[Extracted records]
—————

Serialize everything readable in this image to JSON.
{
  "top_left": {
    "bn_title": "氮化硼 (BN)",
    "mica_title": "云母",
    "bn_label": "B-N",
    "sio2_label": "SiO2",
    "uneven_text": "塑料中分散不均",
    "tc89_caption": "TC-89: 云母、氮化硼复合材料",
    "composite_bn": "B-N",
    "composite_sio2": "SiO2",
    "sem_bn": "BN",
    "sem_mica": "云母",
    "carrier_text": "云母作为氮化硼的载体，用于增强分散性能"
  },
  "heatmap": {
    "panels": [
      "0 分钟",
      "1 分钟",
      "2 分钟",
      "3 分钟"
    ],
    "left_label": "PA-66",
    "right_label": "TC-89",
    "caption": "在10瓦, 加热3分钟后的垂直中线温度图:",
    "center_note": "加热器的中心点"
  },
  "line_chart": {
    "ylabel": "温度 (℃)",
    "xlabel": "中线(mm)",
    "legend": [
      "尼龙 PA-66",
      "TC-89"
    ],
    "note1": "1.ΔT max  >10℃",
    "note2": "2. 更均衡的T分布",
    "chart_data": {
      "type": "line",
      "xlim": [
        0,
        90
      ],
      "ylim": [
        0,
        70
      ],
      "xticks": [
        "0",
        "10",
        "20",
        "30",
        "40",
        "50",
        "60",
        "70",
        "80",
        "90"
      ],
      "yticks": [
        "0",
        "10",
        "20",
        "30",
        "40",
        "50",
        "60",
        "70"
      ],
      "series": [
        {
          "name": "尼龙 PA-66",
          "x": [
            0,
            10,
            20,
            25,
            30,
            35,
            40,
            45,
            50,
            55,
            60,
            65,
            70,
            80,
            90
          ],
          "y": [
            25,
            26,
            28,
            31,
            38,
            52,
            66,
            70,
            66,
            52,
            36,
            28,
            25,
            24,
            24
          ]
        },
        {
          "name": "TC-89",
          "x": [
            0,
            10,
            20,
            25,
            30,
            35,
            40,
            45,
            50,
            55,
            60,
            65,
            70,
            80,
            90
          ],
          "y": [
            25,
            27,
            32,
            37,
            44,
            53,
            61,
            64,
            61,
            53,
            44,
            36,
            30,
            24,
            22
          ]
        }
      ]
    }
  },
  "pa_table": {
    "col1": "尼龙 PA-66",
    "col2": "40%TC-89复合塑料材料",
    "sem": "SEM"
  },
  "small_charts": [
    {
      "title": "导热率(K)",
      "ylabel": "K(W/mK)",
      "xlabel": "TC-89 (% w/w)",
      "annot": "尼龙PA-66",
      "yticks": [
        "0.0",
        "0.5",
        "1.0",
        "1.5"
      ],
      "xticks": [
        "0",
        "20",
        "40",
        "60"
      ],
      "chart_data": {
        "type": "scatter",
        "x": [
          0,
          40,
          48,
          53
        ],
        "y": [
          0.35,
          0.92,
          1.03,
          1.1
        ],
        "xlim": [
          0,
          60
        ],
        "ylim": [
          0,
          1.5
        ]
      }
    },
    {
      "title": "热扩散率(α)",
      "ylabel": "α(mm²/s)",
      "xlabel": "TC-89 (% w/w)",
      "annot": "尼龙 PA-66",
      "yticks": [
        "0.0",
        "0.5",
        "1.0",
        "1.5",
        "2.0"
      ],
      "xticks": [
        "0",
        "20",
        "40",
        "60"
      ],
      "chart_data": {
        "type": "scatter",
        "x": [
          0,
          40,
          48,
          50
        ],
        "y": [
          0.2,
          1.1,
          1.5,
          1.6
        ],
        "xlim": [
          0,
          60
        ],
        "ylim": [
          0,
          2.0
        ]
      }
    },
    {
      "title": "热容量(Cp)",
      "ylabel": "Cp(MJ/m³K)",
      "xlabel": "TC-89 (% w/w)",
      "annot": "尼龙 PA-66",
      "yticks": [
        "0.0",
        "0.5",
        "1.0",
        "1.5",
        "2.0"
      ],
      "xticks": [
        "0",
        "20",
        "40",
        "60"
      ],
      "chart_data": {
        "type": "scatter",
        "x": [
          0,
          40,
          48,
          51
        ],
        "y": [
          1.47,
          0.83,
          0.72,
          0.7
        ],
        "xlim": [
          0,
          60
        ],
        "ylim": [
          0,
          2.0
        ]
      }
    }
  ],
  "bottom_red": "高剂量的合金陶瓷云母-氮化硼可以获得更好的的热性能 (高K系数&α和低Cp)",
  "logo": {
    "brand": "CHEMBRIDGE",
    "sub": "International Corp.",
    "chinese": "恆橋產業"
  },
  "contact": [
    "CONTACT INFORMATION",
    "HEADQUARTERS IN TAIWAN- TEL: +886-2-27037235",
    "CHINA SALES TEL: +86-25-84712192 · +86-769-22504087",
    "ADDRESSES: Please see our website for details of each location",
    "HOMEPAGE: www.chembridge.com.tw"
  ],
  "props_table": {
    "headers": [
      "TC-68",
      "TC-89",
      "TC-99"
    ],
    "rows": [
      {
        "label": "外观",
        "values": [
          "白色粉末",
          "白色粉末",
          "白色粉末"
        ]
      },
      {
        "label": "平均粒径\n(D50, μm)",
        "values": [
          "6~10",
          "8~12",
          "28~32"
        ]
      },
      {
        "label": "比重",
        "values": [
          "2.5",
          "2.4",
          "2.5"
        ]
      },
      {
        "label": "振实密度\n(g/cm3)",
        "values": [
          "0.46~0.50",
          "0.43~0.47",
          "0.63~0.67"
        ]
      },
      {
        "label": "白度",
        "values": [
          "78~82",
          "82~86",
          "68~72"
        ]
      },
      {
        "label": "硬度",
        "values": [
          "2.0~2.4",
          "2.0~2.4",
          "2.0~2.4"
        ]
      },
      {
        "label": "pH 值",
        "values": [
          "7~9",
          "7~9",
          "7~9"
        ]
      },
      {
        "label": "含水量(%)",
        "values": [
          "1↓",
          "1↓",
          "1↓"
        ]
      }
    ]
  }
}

—————

DIRECTIONS: Repeat all the entries word for word.

WRITTEN ANSWER:
Serialize everything readable in this image to JSON.
{
  "top_left": {
    "bn_title": "氮化硼 (BN)",
    "mica_title": "云母",
    "bn_label": "B-N",
    "sio2_label": "SiO2",
    "uneven_text": "塑料中分散不均",
    "tc89_caption": "TC-89: 云母、氮化硼复合材料",
    "composite_bn": "B-N",
    "composite_sio2": "SiO2",
    "sem_bn": "BN",
    "sem_mica": "云母",
    "carrier_text": "云母作为氮化硼的载体，用于增强分散性能"
  },
  "heatmap": {
    "panels": [
      "0 分钟",
      "1 分钟",
      "2 分钟",
      "3 分钟"
    ],
    "left_label": "PA-66",
    "right_label": "TC-89",
    "caption": "在10瓦, 加热3分钟后的垂直中线温度图:",
    "center_note": "加热器的中心点"
  },
  "line_chart": {
    "ylabel": "温度 (℃)",
    "xlabel": "中线(mm)",
    "legend": [
      "尼龙 PA-66",
      "TC-89"
    ],
    "note1": "1.ΔT max  >10℃",
    "note2": "2. 更均衡的T分布",
    "chart_data": {
      "type": "line",
      "xlim": [
        0,
        90
      ],
      "ylim": [
        0,
        70
      ],
      "xticks": [
        "0",
        "10",
        "20",
        "30",
        "40",
        "50",
        "60",
        "70",
        "80",
        "90"
      ],
      "yticks": [
        "0",
        "10",
        "20",
        "30",
        "40",
        "50",
        "60",
        "70"
      ],
      "series": [
        {
          "name": "尼龙 PA-66",
          "x": [
            0,
            10,
            20,
            25,
            30,
            35,
            40,
            45,
            50,
            55,
            60,
            65,
            70,
            80,
            90
          ],
          "y": [
            25,
            26,
            28,
            31,
            38,
            52,
            66,
            70,
            66,
            52,
            36,
            28,
            25,
            24,
            24
          ]
        },
        {
          "name": "TC-89",
          "x": [
            0,
            10,
            20,
            25,
            30,
            35,
            40,
            45,
            50,
            55,
            60,
            65,
            70,
            80,
            90
          ],
          "y": [
            25,
            27,
            32,
            37,
            44,
            53,
            61,
            64,
            61,
            53,
            44,
            36,
            30,
            24,
            22
          ]
        }
      ]
    }
  },
  "pa_table": {
    "col1": "尼龙 PA-66",
    "col2": "40%TC-89复合塑料材料",
    "sem": "SEM"
  },
  "small_charts": [
    {
      "title": "导热率(K)",
      "ylabel": "K(W/mK)",
      "xlabel": "TC-89 (% w/w)",
      "annot": "尼龙PA-66",
      "yticks": [
        "0.0",
        "0.5",
        "1.0",
        "1.5"
      ],
      "xticks": [
        "0",
        "20",
        "40",
        "60"
      ],
      "chart_data": {
        "type": "scatter",
        "x": [
          0,
          40,
          48,
          53
        ],
        "y": [
          0.35,
          0.92,
          1.03,
          1.1
        ],
        "xlim": [
          0,
          60
        ],
        "ylim": [
          0,
          1.5
        ]
      }
    },
    {
      "title": "热扩散率(α)",
      "ylabel": "α(mm²/s)",
      "xlabel": "TC-89 (% w/w)",
      "annot": "尼龙 PA-66",
      "yticks": [
        "0.0",
        "0.5",
        "1.0",
        "1.5",
        "2.0"
      ],
      "xticks": [
        "0",
        "20",
        "40",
        "60"
      ],
      "chart_data": {
        "type": "scatter",
        "x": [
          0,
          40,
          48,
          50
        ],
        "y": [
          0.2,
          1.1,
          1.5,
          1.6
        ],
        "xlim": [
          0,
          60
        ],
        "ylim": [
          0,
          2.0
        ]
      }
    },
    {
      "title": "热容量(Cp)",
      "ylabel": "Cp(MJ/m³K)",
      "xlabel": "TC-89 (% w/w)",
      "annot": "尼龙 PA-66",
      "yticks": [
        "0.0",
        "0.5",
        "1.0",
        "1.5",
        "2.0"
      ],
      "xticks": [
        "0",
        "20",
        "40",
        "60"
      ],
      "chart_data": {
        "type": "scatter",
        "x": [
          0,
          40,
          48,
          51
        ],
        "y": [
          1.47,
          0.83,
          0.72,
          0.7
        ],
        "xlim": [
          0,
          60
        ],
        "ylim": [
          0,
          2.0
        ]
      }
    }
  ],
  "bottom_red": "高剂量的合金陶瓷云母-氮化硼可以获得更好的的热性能 (高K系数&α和低Cp)",
  "logo": {
    "brand": "CHEMBRIDGE",
    "sub": "International Corp.",
    "chinese": "恆橋產業"
  },
  "contact": [
    "CONTACT INFORMATION",
    "HEADQUARTERS IN TAIWAN- TEL: +886-2-27037235",
    "CHINA SALES TEL: +86-25-84712192 · +86-769-22504087",
    "ADDRESSES: Please see our website for details of each location",
    "HOMEPAGE: www.chembridge.com.tw"
  ],
  "props_table": {
    "headers": [
      "TC-68",
      "TC-89",
      "TC-99"
    ],
    "rows": [
      {
        "label": "外观",
        "values": [
          "白色粉末",
          "白色粉末",
          "白色粉末"
        ]
      },
      {
        "label": "平均粒径\n(D50, μm)",
        "values": [
          "6~10",
          "8~12",
          "28~32"
        ]
      },
      {
        "label": "比重",
        "values": [
          "2.5",
          "2.4",
          "2.5"
        ]
      },
      {
        "label": "振实密度\n(g/cm3)",
        "values": [
          "0.46~0.50",
          "0.43~0.47",
          "0.63~0.67"
        ]
      },
      {
        "label": "白度",
        "values": [
          "78~82",
          "82~86",
          "68~72"
        ]
      },
      {
        "label": "硬度",
        "values": [
          "2.0~2.4",
          "2.0~2.4",
          "2.0~2.4"
        ]
      },
      {
        "label": "pH 值",
        "values": [
          "7~9",
          "7~9",
          "7~9"
        ]
      },
      {
        "label": "含水量(%)",
        "values": [
          "1↓",
          "1↓",
          "1↓"
        ]
      }
    ]
  }
}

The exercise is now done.